▶ [Exercise]: Word for word, transcribe the lines below and drop the pictures.

▶ [Excerpted data]:
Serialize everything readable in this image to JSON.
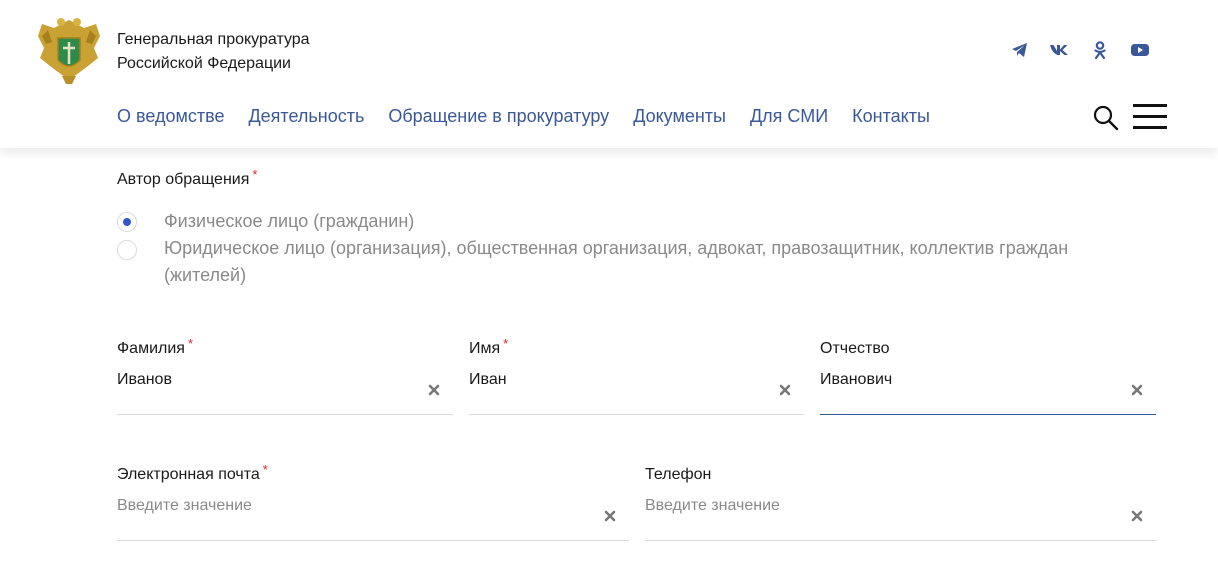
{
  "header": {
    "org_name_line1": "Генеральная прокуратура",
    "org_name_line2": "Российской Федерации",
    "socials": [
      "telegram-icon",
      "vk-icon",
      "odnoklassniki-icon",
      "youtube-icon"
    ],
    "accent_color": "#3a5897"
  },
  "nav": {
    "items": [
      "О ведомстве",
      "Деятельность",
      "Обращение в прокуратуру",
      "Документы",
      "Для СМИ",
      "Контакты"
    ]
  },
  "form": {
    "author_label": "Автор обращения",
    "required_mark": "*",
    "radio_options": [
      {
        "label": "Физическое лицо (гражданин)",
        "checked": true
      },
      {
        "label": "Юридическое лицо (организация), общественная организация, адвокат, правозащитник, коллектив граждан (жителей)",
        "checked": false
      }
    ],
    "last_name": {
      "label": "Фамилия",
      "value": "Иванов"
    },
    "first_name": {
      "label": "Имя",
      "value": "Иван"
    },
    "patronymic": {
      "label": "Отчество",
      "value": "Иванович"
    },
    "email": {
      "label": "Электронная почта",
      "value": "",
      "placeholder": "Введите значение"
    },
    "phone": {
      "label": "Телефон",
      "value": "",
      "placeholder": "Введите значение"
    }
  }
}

▶ [Correct answer]:
Serialize everything readable in this image to JSON.
{
  "header": {
    "org_name_line1": "Генеральная прокуратура",
    "org_name_line2": "Российской Федерации",
    "socials": [
      "telegram-icon",
      "vk-icon",
      "odnoklassniki-icon",
      "youtube-icon"
    ],
    "accent_color": "#3a5897"
  },
  "nav": {
    "items": [
      "О ведомстве",
      "Деятельность",
      "Обращение в прокуратуру",
      "Документы",
      "Для СМИ",
      "Контакты"
    ]
  },
  "form": {
    "author_label": "Автор обращения",
    "required_mark": "*",
    "radio_options": [
      {
        "label": "Физическое лицо (гражданин)",
        "checked": true
      },
      {
        "label": "Юридическое лицо (организация), общественная организация, адвокат, правозащитник, коллектив граждан (жителей)",
        "checked": false
      }
    ],
    "last_name": {
      "label": "Фамилия",
      "value": "Иванов"
    },
    "first_name": {
      "label": "Имя",
      "value": "Иван"
    },
    "patronymic": {
      "label": "Отчество",
      "value": "Иванович"
    },
    "email": {
      "label": "Электронная почта",
      "value": "",
      "placeholder": "Введите значение"
    },
    "phone": {
      "label": "Телефон",
      "value": "",
      "placeholder": "Введите значение"
    }
  }
}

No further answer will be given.